Instructions to follow: Please print every line from the one containing "Convert this screenshot" through the last line of the records below, exactly as written and nothing more.

Records for the exercise:
....................

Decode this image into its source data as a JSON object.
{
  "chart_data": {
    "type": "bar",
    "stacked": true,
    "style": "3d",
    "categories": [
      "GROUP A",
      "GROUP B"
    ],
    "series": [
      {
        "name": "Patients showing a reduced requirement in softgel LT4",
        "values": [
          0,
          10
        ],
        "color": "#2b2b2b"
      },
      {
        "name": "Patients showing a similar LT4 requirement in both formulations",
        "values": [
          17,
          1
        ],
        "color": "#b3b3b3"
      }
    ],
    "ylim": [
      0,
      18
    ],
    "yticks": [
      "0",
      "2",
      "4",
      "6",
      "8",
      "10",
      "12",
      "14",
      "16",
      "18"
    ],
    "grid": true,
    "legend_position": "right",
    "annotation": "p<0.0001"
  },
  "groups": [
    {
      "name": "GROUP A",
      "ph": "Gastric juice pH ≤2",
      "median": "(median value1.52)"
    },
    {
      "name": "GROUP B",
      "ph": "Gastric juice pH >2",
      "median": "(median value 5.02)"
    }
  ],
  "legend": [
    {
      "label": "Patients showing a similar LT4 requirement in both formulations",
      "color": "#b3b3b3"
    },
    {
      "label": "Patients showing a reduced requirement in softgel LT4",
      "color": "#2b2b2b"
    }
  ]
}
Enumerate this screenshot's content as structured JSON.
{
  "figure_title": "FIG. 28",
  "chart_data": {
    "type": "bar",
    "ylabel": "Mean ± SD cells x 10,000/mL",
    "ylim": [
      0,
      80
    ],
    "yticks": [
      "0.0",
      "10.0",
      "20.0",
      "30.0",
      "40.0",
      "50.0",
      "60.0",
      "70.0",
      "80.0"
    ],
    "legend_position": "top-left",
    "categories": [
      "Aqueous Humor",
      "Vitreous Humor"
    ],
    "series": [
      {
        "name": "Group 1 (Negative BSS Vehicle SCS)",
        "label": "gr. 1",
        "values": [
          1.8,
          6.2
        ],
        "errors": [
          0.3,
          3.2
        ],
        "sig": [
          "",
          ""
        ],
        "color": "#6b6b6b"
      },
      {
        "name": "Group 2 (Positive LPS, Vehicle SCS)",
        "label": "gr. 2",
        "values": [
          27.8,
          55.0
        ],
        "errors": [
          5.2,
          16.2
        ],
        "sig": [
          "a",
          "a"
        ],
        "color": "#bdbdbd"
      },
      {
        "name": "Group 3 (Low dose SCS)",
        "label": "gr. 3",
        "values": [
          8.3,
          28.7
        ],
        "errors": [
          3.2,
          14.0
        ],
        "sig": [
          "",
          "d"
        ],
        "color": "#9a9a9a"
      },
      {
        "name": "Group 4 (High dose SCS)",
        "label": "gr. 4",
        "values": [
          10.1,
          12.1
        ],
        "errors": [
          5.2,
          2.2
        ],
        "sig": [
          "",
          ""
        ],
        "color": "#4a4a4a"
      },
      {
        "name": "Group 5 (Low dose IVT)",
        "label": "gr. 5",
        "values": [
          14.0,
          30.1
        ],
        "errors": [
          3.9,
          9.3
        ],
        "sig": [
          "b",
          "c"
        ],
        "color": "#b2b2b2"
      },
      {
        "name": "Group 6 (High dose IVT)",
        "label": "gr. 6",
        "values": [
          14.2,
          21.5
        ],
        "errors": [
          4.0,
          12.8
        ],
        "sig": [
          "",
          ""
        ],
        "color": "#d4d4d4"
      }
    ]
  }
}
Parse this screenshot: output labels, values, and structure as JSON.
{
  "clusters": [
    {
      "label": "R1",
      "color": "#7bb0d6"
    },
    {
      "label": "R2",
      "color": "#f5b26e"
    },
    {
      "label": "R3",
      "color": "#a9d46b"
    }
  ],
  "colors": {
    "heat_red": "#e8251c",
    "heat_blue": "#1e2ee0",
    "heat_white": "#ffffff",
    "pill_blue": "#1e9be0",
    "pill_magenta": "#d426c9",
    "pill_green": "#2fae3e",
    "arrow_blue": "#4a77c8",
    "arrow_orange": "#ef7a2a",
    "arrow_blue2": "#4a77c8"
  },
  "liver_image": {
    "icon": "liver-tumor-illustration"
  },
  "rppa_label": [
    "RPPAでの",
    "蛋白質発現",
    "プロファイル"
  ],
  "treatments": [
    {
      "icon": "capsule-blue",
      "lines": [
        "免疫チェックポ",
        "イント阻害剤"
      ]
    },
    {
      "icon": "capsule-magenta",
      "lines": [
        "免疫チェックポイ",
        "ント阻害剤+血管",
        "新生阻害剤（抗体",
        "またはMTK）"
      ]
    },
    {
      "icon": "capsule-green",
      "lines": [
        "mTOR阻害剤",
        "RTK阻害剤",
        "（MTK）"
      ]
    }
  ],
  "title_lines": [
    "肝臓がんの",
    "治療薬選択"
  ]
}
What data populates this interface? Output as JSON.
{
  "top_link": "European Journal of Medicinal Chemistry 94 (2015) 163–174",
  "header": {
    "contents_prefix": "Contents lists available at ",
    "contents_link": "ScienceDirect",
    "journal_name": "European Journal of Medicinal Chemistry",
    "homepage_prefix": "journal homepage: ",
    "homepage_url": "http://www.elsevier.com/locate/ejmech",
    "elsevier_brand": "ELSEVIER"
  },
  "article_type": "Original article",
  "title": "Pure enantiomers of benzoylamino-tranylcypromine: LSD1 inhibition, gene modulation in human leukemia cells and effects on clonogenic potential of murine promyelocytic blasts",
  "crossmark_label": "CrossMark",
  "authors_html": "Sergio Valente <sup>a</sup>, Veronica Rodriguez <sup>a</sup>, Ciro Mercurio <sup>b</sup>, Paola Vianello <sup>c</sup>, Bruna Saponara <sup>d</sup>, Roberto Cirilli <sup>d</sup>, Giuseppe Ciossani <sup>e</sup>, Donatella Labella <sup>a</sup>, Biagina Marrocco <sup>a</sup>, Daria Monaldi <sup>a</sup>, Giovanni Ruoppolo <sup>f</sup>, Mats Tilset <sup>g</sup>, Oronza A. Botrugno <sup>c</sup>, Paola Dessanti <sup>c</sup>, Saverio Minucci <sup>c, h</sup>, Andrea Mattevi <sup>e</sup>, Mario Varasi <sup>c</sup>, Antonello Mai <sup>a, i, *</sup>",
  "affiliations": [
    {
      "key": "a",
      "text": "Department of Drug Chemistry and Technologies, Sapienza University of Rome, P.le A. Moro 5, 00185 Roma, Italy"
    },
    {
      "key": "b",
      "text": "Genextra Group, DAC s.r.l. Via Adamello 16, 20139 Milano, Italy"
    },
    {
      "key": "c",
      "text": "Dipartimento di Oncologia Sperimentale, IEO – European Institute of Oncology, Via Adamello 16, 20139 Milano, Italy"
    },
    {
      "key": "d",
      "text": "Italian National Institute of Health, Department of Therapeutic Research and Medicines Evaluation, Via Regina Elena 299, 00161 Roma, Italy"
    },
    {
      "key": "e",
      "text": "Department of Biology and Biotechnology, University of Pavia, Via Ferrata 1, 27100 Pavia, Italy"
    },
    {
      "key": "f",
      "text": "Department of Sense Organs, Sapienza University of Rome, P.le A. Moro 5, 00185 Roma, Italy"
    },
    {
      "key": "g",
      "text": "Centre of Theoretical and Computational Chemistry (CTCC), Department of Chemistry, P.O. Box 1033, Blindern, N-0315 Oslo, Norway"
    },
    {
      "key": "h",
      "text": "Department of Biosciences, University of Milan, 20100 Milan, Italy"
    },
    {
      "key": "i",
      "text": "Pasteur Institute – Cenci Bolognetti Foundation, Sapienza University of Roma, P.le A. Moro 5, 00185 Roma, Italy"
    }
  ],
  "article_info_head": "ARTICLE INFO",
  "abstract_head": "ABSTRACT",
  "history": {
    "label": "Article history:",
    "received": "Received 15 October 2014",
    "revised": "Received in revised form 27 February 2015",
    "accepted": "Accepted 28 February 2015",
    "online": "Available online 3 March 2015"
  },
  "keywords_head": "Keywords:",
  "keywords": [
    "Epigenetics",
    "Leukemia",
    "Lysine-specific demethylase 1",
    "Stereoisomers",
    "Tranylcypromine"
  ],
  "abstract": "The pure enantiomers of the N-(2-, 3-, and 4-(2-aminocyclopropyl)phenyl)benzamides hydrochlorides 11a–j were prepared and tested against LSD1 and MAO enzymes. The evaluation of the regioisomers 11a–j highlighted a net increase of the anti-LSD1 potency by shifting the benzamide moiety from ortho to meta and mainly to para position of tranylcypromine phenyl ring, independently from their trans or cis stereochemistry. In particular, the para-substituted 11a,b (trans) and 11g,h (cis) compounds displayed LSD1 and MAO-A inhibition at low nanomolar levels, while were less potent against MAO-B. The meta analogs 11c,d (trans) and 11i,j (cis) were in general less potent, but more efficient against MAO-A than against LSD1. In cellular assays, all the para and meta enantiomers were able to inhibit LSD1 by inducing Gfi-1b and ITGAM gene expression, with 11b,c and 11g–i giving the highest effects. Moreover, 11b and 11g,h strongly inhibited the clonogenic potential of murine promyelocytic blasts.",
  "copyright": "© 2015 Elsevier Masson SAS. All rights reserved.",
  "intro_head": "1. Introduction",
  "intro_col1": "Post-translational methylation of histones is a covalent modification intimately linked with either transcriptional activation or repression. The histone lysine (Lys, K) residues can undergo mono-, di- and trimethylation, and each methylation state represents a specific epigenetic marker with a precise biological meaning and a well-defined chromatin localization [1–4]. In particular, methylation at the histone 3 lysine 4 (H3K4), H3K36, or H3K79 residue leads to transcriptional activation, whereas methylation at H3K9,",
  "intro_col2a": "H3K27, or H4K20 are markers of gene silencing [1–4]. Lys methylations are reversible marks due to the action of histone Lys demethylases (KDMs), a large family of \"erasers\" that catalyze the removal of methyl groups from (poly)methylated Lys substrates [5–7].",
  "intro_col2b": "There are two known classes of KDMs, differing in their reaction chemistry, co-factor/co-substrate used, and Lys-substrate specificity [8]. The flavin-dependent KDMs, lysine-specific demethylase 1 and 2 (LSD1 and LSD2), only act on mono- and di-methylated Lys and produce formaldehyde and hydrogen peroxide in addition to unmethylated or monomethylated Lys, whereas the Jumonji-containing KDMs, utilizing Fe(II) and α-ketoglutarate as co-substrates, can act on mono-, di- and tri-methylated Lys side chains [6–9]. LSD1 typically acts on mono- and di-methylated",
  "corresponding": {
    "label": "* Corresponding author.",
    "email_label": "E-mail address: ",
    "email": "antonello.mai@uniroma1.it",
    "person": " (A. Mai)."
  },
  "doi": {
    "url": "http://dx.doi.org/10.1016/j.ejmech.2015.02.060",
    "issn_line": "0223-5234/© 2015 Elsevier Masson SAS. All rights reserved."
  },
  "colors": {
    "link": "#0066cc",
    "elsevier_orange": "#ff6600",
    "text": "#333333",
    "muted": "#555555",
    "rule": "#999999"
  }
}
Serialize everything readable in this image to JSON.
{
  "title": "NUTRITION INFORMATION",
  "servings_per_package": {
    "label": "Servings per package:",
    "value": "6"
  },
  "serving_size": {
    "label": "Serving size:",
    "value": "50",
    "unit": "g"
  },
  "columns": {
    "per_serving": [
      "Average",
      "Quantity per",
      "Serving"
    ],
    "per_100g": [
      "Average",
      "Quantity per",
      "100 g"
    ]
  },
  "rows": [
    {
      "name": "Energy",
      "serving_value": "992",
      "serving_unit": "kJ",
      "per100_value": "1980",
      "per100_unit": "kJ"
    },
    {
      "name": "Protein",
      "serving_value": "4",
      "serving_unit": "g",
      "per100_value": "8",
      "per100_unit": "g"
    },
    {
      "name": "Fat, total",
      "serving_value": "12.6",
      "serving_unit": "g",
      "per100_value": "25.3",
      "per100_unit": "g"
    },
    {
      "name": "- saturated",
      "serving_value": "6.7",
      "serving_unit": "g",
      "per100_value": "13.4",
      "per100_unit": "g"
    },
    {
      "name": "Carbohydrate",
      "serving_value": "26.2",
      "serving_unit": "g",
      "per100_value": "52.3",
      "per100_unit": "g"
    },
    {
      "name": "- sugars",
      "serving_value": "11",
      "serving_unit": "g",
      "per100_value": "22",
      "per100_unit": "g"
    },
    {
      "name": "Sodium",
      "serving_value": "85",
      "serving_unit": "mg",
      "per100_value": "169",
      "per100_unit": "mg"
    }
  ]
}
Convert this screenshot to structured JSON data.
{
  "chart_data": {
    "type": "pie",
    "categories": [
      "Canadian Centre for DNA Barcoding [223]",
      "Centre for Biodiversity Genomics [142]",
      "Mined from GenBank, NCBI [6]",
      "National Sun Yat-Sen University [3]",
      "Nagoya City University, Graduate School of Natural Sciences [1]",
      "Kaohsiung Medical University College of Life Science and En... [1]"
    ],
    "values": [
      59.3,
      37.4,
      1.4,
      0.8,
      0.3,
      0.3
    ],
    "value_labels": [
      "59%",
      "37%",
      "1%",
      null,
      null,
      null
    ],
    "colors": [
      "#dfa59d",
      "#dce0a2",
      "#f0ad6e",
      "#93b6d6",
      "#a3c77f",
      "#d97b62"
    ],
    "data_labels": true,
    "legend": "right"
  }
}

....................

Exercise response:
Convert this screenshot to structured JSON data.
{
  "chart_data": {
    "type": "pie",
    "categories": [
      "Canadian Centre for DNA Barcoding [223]",
      "Centre for Biodiversity Genomics [142]",
      "Mined from GenBank, NCBI [6]",
      "National Sun Yat-Sen University [3]",
      "Nagoya City University, Graduate School of Natural Sciences [1]",
      "Kaohsiung Medical University College of Life Science and En... [1]"
    ],
    "values": [
      59.3,
      37.4,
      1.4,
      0.8,
      0.3,
      0.3
    ],
    "value_labels": [
      "59%",
      "37%",
      "1%",
      null,
      null,
      null
    ],
    "colors": [
      "#dfa59d",
      "#dce0a2",
      "#f0ad6e",
      "#93b6d6",
      "#a3c77f",
      "#d97b62"
    ],
    "data_labels": true,
    "legend": "right"
  }
}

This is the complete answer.